■ **WHAT IS NEEDED**: Take the entries below and reproduce them word for word.

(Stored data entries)
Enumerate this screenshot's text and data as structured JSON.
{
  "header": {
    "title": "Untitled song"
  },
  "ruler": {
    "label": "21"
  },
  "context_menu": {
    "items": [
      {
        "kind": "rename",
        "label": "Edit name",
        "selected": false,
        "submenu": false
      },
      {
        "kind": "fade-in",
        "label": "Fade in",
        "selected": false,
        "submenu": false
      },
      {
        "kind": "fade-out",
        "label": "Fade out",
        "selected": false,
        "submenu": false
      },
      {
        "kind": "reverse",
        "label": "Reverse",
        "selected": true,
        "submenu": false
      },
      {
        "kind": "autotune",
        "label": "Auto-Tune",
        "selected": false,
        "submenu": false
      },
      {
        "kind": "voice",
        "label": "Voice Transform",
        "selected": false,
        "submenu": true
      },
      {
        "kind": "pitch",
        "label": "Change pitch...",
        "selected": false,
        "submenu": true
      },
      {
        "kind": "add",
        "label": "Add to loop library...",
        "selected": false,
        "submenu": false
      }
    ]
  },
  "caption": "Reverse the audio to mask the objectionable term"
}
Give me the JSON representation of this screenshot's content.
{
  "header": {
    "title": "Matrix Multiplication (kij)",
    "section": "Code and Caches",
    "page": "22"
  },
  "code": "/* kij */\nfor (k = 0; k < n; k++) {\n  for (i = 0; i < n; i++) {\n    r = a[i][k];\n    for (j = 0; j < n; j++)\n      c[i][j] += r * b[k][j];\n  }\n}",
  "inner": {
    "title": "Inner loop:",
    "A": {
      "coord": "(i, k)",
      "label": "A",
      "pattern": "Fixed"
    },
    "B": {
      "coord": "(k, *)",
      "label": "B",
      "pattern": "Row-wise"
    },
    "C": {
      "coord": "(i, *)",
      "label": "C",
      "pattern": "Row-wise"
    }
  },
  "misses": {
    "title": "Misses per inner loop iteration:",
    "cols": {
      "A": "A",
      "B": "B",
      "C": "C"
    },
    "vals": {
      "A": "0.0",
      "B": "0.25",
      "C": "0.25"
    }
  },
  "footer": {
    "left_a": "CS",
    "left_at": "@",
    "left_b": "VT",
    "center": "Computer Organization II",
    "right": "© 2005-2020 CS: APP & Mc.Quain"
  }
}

■ **PROBLEM SOLUTION**:
Enumerate this screenshot's text and data as structured JSON.
{
  "header": {
    "title": "Untitled song"
  },
  "ruler": {
    "label": "21"
  },
  "context_menu": {
    "items": [
      {
        "kind": "rename",
        "label": "Edit name",
        "selected": false,
        "submenu": false
      },
      {
        "kind": "fade-in",
        "label": "Fade in",
        "selected": false,
        "submenu": false
      },
      {
        "kind": "fade-out",
        "label": "Fade out",
        "selected": false,
        "submenu": false
      },
      {
        "kind": "reverse",
        "label": "Reverse",
        "selected": true,
        "submenu": false
      },
      {
        "kind": "autotune",
        "label": "Auto-Tune",
        "selected": false,
        "submenu": false
      },
      {
        "kind": "voice",
        "label": "Voice Transform",
        "selected": false,
        "submenu": true
      },
      {
        "kind": "pitch",
        "label": "Change pitch...",
        "selected": false,
        "submenu": true
      },
      {
        "kind": "add",
        "label": "Add to loop library...",
        "selected": false,
        "submenu": false
      }
    ]
  },
  "caption": "Reverse the audio to mask the objectionable term"
}
Give me the JSON representation of this screenshot's content.
{
  "header": {
    "title": "Matrix Multiplication (kij)",
    "section": "Code and Caches",
    "page": "22"
  },
  "code": "/* kij */\nfor (k = 0; k < n; k++) {\n  for (i = 0; i < n; i++) {\n    r = a[i][k];\n    for (j = 0; j < n; j++)\n      c[i][j] += r * b[k][j];\n  }\n}",
  "inner": {
    "title": "Inner loop:",
    "A": {
      "coord": "(i, k)",
      "label": "A",
      "pattern": "Fixed"
    },
    "B": {
      "coord": "(k, *)",
      "label": "B",
      "pattern": "Row-wise"
    },
    "C": {
      "coord": "(i, *)",
      "label": "C",
      "pattern": "Row-wise"
    }
  },
  "misses": {
    "title": "Misses per inner loop iteration:",
    "cols": {
      "A": "A",
      "B": "B",
      "C": "C"
    },
    "vals": {
      "A": "0.0",
      "B": "0.25",
      "C": "0.25"
    }
  },
  "footer": {
    "left_a": "CS",
    "left_at": "@",
    "left_b": "VT",
    "center": "Computer Organization II",
    "right": "© 2005-2020 CS: APP & Mc.Quain"
  }
}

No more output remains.